Consigne: Dans le texte sur les mousquetaires gris, recopiez le passage qui va de "Les mousquetaires gris" jusqu'à "XVIII en 1816.", en remplaçant "cramoisi" par "écarlate".

━━ Passage ━━

Les mousquetaires gris étaient une unité d'élite de la Maison militaire du roi de France. Ils faisaient partie de la première compagnie des mousquetaires du roi, créée en 1622 sous Louis XIII. Leur surnom venait de la couleur de la robe de leurs chevaux, qui étaient gris pommelé.
Les mousquetaires étaient des soldats prestigieux, souvent issus de la noblesse, et servaient à la fois comme garde rapprochée du roi et comme combattants sur le champ de bataille. Ils ont participé à plusieurs conflits majeurs, notamment la Fronde et les guerres de succession.
Leur uniforme était distinctif : habit cramoisi avec parements dorés, casque à l'antique, et équipements ornés d'or. Ils ont été dissous plusieurs fois au fil des siècles, notamment sous Louis XVI en 1775 et définitivement sous Louis XVIII en 1816.

━━━
━━ Extraits de données ━━

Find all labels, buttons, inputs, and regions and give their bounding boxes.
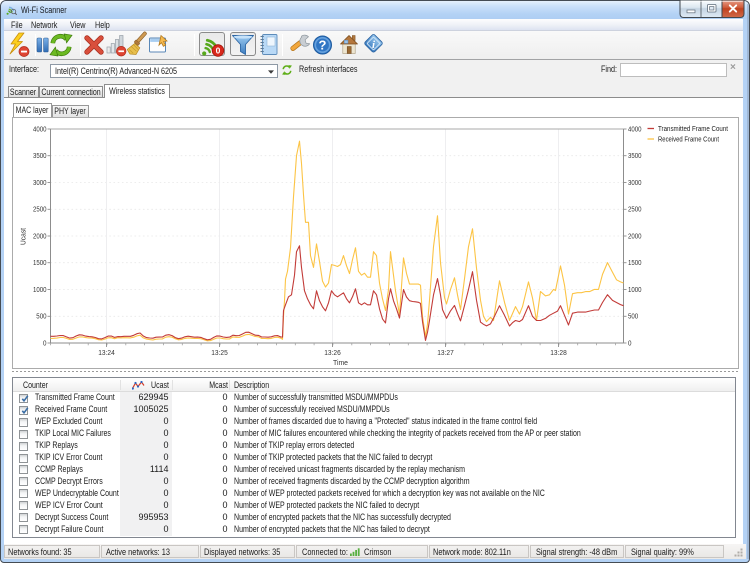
svg-text:1500: 1500 (628, 260, 642, 267)
svg-text:13:25: 13:25 (211, 350, 228, 357)
svg-text:0: 0 (628, 340, 632, 347)
svg-text:1000: 1000 (628, 286, 642, 293)
svg-text:2500: 2500 (33, 206, 47, 213)
svg-text:?: ? (319, 38, 327, 53)
svg-text:Time: Time (333, 360, 348, 367)
svg-text:13:27: 13:27 (437, 350, 454, 357)
svg-text:3000: 3000 (628, 179, 642, 186)
svg-text:0: 0 (216, 46, 221, 56)
svg-text:2000: 2000 (33, 233, 47, 240)
svg-text:500: 500 (36, 313, 46, 320)
svg-text:3500: 3500 (628, 153, 642, 160)
svg-text:2000: 2000 (628, 233, 642, 240)
svg-text:1500: 1500 (33, 260, 47, 267)
svg-text:13:24: 13:24 (98, 350, 115, 357)
svg-text:2500: 2500 (628, 206, 642, 213)
svg-text:4000: 4000 (628, 126, 642, 133)
svg-text:0: 0 (43, 340, 47, 347)
svg-text:Transmitted Frame Count: Transmitted Frame Count (658, 126, 728, 133)
svg-text:3000: 3000 (33, 179, 47, 186)
svg-text:3500: 3500 (33, 153, 47, 160)
svg-text:13:28: 13:28 (550, 350, 567, 357)
svg-text:1000: 1000 (33, 286, 47, 293)
svg-text:Ucast: Ucast (20, 227, 27, 244)
svg-text:Received Frame Count: Received Frame Count (658, 136, 719, 143)
svg-text:4000: 4000 (33, 126, 47, 133)
svg-text:13:26: 13:26 (324, 350, 341, 357)
svg-text:500: 500 (628, 313, 638, 320)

━━━

Résultat:
Les mousquetaires gris étaient une unité d'élite de la Maison militaire du roi de France. Ils faisaient partie de la première compagnie des mousquetaires du roi, créée en 1622 sous Louis XIII. Leur surnom venait de la couleur de la robe de leurs chevaux, qui étaient gris pommelé.
Les mousquetaires étaient des soldats prestigieux, souvent issus de la noblesse, et servaient à la fois comme garde rapprochée du roi et comme combattants sur le champ de bataille. Ils ont participé à plusieurs conflits majeurs, notamment la Fronde et les guerres de succession.
Leur uniforme était distinctif : habit écarlate avec parements dorés, casque à l'antique, et équipements ornés d'or. Ils ont été dissous plusieurs fois au fil des siècles, notamment sous Louis XVI en 1775 et définitivement sous Louis XVIII en 1816.